- [Task brief] Search the listing below for the string "climatology" and copy every line where it occurs.

═══ Supplied records

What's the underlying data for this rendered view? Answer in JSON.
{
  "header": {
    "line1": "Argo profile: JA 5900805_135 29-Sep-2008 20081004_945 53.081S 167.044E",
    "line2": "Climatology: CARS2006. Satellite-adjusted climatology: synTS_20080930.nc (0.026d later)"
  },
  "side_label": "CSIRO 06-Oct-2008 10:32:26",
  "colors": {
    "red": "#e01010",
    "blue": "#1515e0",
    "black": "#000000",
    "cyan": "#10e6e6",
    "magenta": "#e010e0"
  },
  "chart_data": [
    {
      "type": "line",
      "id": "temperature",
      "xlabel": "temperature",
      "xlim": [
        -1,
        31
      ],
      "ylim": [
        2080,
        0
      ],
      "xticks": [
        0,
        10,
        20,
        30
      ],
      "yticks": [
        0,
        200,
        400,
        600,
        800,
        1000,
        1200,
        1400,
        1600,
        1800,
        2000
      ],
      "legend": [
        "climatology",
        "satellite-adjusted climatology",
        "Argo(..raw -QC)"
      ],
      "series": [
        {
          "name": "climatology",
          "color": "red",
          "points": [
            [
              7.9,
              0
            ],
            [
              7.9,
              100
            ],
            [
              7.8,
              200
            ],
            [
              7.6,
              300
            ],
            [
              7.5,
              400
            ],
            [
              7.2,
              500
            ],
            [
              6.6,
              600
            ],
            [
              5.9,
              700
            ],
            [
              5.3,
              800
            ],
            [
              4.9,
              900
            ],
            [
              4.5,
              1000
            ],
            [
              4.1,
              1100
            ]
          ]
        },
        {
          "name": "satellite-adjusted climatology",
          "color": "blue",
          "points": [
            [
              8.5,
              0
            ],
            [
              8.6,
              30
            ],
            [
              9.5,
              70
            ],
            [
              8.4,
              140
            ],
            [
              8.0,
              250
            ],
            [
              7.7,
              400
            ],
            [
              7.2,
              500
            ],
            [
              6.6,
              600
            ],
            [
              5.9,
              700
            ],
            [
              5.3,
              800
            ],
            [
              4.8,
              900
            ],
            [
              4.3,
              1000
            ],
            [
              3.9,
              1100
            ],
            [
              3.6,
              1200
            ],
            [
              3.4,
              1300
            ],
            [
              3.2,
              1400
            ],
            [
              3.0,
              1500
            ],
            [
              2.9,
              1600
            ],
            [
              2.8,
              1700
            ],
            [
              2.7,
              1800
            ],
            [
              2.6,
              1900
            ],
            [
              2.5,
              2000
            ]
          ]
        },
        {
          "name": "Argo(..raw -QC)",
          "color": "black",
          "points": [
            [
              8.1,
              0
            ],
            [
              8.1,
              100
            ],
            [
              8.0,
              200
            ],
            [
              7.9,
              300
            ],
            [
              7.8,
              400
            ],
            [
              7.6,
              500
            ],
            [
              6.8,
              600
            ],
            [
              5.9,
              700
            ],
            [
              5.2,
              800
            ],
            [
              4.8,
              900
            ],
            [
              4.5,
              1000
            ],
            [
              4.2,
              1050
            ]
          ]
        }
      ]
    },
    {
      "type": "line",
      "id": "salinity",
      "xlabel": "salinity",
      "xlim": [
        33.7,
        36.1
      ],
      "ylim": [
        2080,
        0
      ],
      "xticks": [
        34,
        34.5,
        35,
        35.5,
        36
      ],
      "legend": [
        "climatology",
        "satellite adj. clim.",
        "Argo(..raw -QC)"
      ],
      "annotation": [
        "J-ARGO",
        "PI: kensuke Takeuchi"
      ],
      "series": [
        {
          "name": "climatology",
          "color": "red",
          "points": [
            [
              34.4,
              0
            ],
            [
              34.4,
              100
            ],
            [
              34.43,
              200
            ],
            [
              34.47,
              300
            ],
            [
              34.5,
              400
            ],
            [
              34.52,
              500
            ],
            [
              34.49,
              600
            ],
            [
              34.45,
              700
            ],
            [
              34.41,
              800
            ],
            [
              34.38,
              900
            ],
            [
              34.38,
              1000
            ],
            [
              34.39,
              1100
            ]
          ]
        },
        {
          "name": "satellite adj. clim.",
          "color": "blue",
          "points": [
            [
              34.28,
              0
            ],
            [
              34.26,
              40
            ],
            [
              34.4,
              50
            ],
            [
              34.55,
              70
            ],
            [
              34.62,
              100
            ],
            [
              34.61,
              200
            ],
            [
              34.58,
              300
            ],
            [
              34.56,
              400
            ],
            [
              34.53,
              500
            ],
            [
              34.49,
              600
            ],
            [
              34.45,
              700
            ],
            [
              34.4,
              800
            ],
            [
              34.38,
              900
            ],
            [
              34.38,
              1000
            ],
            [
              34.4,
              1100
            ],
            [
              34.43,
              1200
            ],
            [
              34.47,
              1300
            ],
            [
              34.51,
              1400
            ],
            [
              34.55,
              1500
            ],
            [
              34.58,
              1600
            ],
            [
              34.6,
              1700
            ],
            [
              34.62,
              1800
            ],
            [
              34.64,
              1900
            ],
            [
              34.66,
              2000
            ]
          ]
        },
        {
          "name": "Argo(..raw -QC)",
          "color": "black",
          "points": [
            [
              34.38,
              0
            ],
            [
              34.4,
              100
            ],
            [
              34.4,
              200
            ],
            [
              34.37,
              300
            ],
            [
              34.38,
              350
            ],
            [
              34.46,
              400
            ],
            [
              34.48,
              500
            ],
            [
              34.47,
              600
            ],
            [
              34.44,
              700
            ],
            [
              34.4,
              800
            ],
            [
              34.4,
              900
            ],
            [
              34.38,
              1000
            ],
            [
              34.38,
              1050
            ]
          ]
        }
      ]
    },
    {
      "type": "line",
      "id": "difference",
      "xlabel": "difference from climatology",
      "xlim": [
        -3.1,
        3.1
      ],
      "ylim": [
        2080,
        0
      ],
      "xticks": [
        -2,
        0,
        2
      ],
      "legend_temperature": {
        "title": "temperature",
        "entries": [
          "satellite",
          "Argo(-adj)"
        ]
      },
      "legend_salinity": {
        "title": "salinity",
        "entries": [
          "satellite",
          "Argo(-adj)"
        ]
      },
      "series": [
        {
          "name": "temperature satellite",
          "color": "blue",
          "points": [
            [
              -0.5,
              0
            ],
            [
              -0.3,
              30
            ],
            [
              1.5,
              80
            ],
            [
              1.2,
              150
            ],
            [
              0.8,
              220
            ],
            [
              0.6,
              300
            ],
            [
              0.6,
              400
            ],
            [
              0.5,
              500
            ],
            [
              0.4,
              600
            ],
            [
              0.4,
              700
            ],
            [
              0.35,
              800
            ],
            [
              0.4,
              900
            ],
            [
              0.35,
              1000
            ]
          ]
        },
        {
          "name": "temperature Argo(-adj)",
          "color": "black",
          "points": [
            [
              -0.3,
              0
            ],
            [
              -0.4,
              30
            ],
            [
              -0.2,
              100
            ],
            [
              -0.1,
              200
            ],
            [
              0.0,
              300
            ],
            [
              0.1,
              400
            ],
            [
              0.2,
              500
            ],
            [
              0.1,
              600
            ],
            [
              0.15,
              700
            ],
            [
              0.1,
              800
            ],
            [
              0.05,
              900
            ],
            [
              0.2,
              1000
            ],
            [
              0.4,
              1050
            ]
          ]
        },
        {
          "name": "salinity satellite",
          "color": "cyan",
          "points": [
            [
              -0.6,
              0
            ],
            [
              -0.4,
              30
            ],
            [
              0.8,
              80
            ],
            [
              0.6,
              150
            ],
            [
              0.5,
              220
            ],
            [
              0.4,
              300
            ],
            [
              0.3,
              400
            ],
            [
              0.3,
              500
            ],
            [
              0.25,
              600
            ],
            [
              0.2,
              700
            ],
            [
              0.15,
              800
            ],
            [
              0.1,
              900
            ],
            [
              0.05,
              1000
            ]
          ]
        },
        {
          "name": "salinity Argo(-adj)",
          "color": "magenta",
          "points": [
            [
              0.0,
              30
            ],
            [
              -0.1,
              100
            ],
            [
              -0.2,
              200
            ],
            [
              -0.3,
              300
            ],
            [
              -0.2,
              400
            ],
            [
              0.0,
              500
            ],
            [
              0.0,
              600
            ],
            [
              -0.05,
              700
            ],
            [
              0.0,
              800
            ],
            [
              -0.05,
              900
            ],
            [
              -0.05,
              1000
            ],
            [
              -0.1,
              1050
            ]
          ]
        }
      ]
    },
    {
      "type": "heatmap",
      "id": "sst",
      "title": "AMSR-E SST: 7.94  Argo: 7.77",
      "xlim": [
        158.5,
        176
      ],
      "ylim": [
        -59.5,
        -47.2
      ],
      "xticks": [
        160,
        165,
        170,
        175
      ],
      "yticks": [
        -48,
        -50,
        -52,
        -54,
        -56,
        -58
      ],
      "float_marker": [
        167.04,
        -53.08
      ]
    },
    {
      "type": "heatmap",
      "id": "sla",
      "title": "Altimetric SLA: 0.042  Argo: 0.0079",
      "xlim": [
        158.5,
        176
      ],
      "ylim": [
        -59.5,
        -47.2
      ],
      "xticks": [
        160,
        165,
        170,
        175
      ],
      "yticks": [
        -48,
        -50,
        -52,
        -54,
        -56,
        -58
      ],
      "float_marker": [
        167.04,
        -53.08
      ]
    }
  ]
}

══════

- [Written answer]
    "line2": "Climatology: CARS2006. Satellite-adjusted climatology: synTS_20080930.nc (0.026d later)"
        "climatology",
        "satellite-adjusted climatology",
          "name": "climatology",
          "name": "satellite-adjusted climatology",
        "climatology",
          "name": "climatology",
      "xlabel": "difference from climatology",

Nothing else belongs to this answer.